_TASK OBJECTIVE_
Which lines include the word "الأيمان"? Copy each of them.

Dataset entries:
---

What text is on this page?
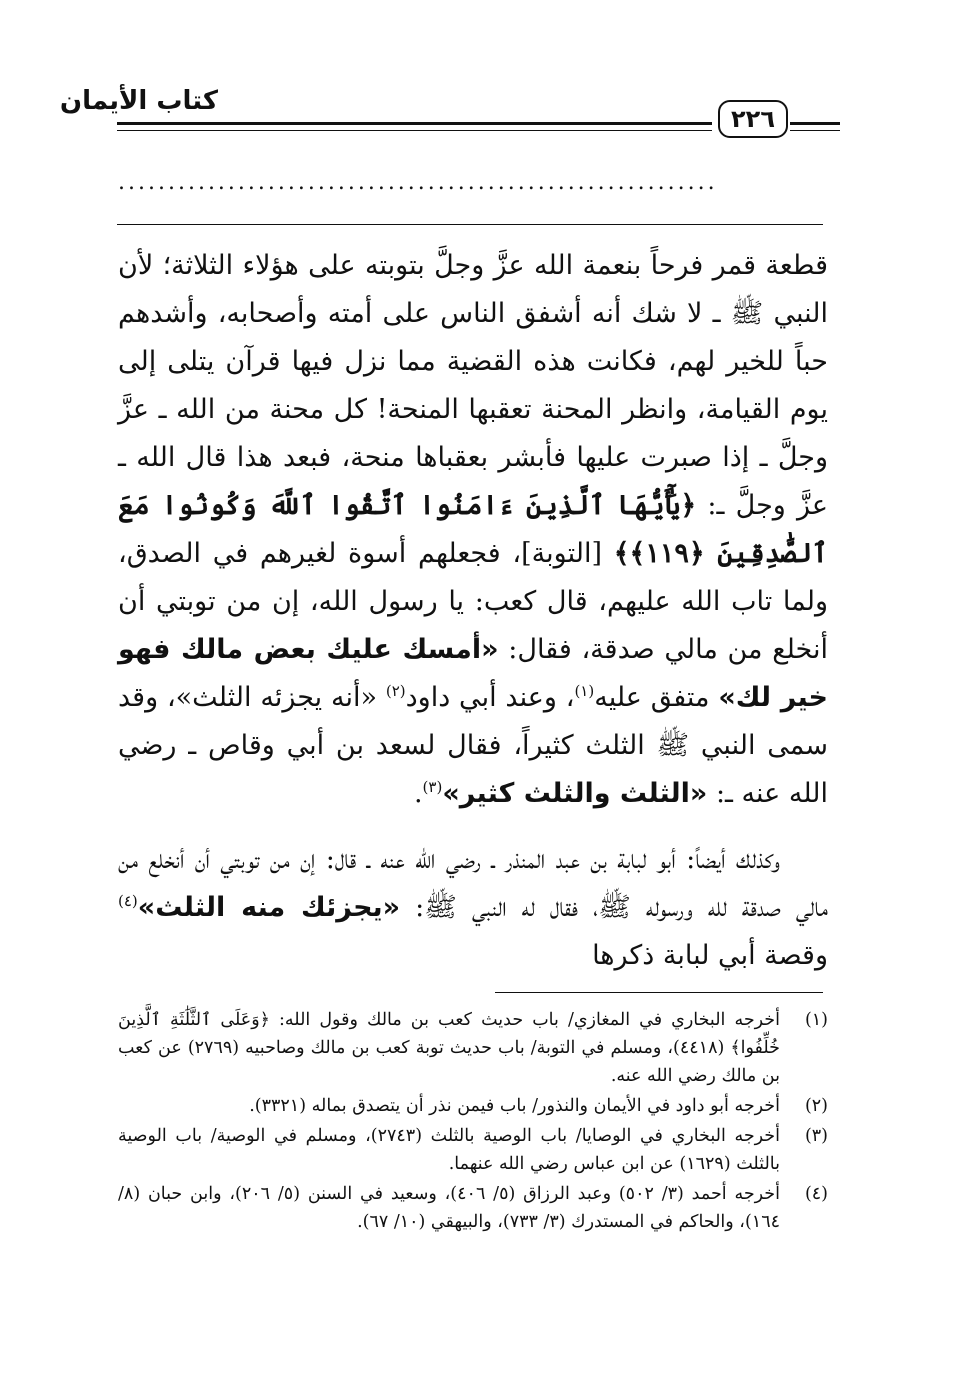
كتاب الأيمان
٢٢٦
............................................................
قطعة قمر فرحاً بنعمة الله عزَّ وجلَّ بتوبته على هؤلاء الثلاثة؛ لأن النبي ﷺ ـ لا شك أنه أشفق الناس على أمته وأصحابه، وأشدهم حباً للخير لهم، فكانت هذه القضية مما نزل فيها قرآن يتلى إلى يوم القيامة، وانظر المحنة تعقبها المنحة! كل محنة من الله ـ عزَّ وجلَّ ـ إذا صبرت عليها فأبشر بعقباها منحة، فبعد هذا قال الله ـ عزَّ وجلَّ ـ: ﴿يَٰٓأَيُّهَا ٱلَّذِينَ ءَامَنُوا ٱتَّقُوا ٱللَّهَ وَكُونُوا مَعَ ٱلصَّٰدِقِينَ ﴿١١٩﴾﴾ [التوبة]، فجعلهم أسوة لغيرهم في الصدق، ولما تاب الله عليهم، قال كعب: يا رسول الله، إن من توبتي أن أنخلع من مالي صدقة، فقال: «أمسك عليك بعض مالك فهو خير لك» متفق عليه$^{(١)}$، وعند أبي داود$^{(٢)}$ «أنه يجزئه الثلث»، وقد سمى النبي ﷺ الثلث كثيراً، فقال لسعد بن أبي وقاص ـ رضي الله عنه ـ: «الثلث والثلث كثير»$^{(٣)}$.
وكذلك أيضاً: أبو لبابة بن عبد المنذر ـ رضي الله عنه ـ قال: إن من توبتي أن أنخلع من مالي صدقة لله ورسوله ﷺ، فقال له النبي ﷺ: «يجزئك منه الثلث»$^{(٤)}$ وقصة أبي لبابة ذكرها
(١)
أخرجه البخاري في المغازي/ باب حديث كعب بن مالك وقول الله: ﴿وَعَلَى ٱلثَّلَٰثَةِ ٱلَّذِينَ خُلِّفُوا﴾ (٤٤١٨)، ومسلم في التوبة/ باب حديث توبة كعب بن مالك وصاحبيه (٢٧٦٩) عن كعب بن مالك رضي الله عنه.
(٢)
أخرجه أبو داود في الأيمان والنذور/ باب فيمن نذر أن يتصدق بماله (٣٣٢١).
(٣)
أخرجه البخاري في الوصايا/ باب الوصية بالثلث (٢٧٤٣)، ومسلم في الوصية/ باب الوصية بالثلث (١٦٢٩) عن ابن عباس رضي الله عنهما.
(٤)
أخرجه أحمد (٣/ ٥٠٢) وعبد الرزاق (٥/ ٤٠٦)، وسعيد في السنن (٥/ ٢٠٦)، وابن حبان (٨/ ١٦٤)، والحاكم في المستدرك (٣/ ٧٣٣)، والبيهقي (١٠/ ٦٧).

---

_ANSWER TO THE PROBLEM_
كتاب الأيمان
أخرجه أبو داود في الأيمان والنذور/ باب فيمن نذر أن يتصدق بماله (٣٣٢١).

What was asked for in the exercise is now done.